### Given request:
From the listing below, pick out each line with the word "работ".

[Source data]
★ ★ ★ ★

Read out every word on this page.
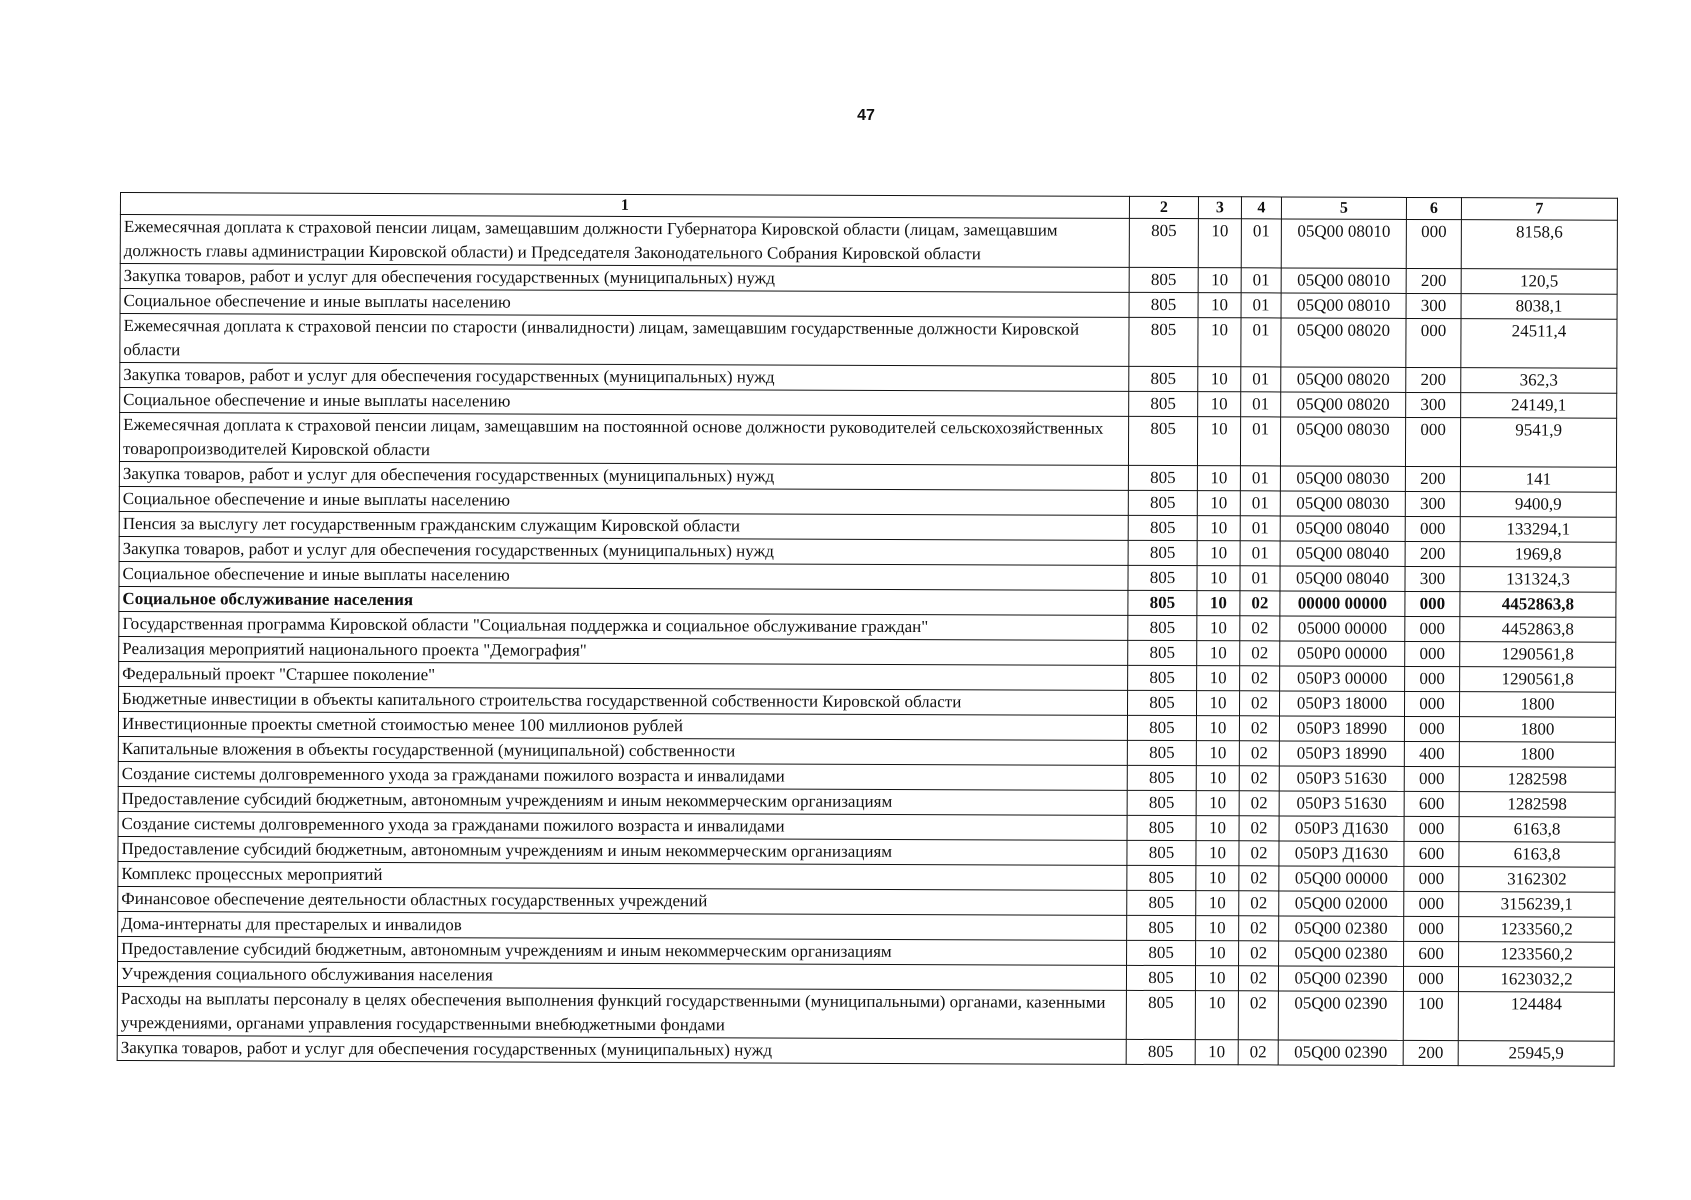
47
1	2	3	4	5	6	7
Ежемесячная доплата к страховой пенсии лицам, замещавшим должности Губернатора Кировской области (лицам, замещавшим должность главы администрации Кировской области) и Председателя Законодательного Собрания Кировской области	805	10	01	05Q00 08010	000	8158,6
Закупка товаров, работ и услуг для обеспечения государственных (муниципальных) нужд	805	10	01	05Q00 08010	200	120,5
Социальное обеспечение и иные выплаты населению	805	10	01	05Q00 08010	300	8038,1
Ежемесячная доплата к страховой пенсии по старости (инвалидности) лицам, замещавшим государственные должности Кировской области	805	10	01	05Q00 08020	000	24511,4
Закупка товаров, работ и услуг для обеспечения государственных (муниципальных) нужд	805	10	01	05Q00 08020	200	362,3
Социальное обеспечение и иные выплаты населению	805	10	01	05Q00 08020	300	24149,1
Ежемесячная доплата к страховой пенсии лицам, замещавшим на постоянной основе должности руководителей сельскохозяйственных товаропроизводителей Кировской области	805	10	01	05Q00 08030	000	9541,9
Закупка товаров, работ и услуг для обеспечения государственных (муниципальных) нужд	805	10	01	05Q00 08030	200	141
Социальное обеспечение и иные выплаты населению	805	10	01	05Q00 08030	300	9400,9
Пенсия за выслугу лет государственным гражданским служащим Кировской области	805	10	01	05Q00 08040	000	133294,1
Закупка товаров, работ и услуг для обеспечения государственных (муниципальных) нужд	805	10	01	05Q00 08040	200	1969,8
Социальное обеспечение и иные выплаты населению	805	10	01	05Q00 08040	300	131324,3
Социальное обслуживание населения	805	10	02	00000 00000	000	4452863,8
Государственная программа Кировской области "Социальная поддержка и социальное обслуживание граждан"	805	10	02	05000 00000	000	4452863,8
Реализация мероприятий национального проекта "Демография"	805	10	02	050P0 00000	000	1290561,8
Федеральный проект "Старшее поколение"	805	10	02	050P3 00000	000	1290561,8
Бюджетные инвестиции в объекты капитального строительства государственной собственности Кировской области	805	10	02	050P3 18000	000	1800
Инвестиционные проекты сметной стоимостью менее 100 миллионов рублей	805	10	02	050P3 18990	000	1800
Капитальные вложения в объекты государственной (муниципальной) собственности	805	10	02	050P3 18990	400	1800
Создание системы долговременного ухода за гражданами пожилого возраста и инвалидами	805	10	02	050P3 51630	000	1282598
Предоставление субсидий бюджетным, автономным учреждениям и иным некоммерческим организациям	805	10	02	050P3 51630	600	1282598
Создание системы долговременного ухода за гражданами пожилого возраста и инвалидами	805	10	02	050P3 Д1630	000	6163,8
Предоставление субсидий бюджетным, автономным учреждениям и иным некоммерческим организациям	805	10	02	050P3 Д1630	600	6163,8
Комплекс процессных мероприятий	805	10	02	05Q00 00000	000	3162302
Финансовое обеспечение деятельности областных государственных учреждений	805	10	02	05Q00 02000	000	3156239,1
Дома-интернаты для престарелых и инвалидов	805	10	02	05Q00 02380	000	1233560,2
Предоставление субсидий бюджетным, автономным учреждениям и иным некоммерческим организациям	805	10	02	05Q00 02380	600	1233560,2
Учреждения социального обслуживания населения	805	10	02	05Q00 02390	000	1623032,2
Расходы на выплаты персоналу в целях обеспечения выполнения функций государственными (муниципальными) органами, казенными учреждениями, органами управления государственными внебюджетными фондами	805	10	02	05Q00 02390	100	124484
Закупка товаров, работ и услуг для обеспечения государственных (муниципальных) нужд	805	10	02	05Q00 02390	200	25945,9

★ ★ ★ ★

### Answer to the exercise:
Закупка товаров, работ и услуг для обеспечения государственных (муниципальных) нужд	805	10	01	05Q00 08010	200	120,5
Закупка товаров, работ и услуг для обеспечения государственных (муниципальных) нужд	805	10	01	05Q00 08020	200	362,3
Закупка товаров, работ и услуг для обеспечения государственных (муниципальных) нужд	805	10	01	05Q00 08030	200	141
Закупка товаров, работ и услуг для обеспечения государственных (муниципальных) нужд	805	10	01	05Q00 08040	200	1969,8
Закупка товаров, работ и услуг для обеспечения государственных (муниципальных) нужд	805	10	02	05Q00 02390	200	25945,9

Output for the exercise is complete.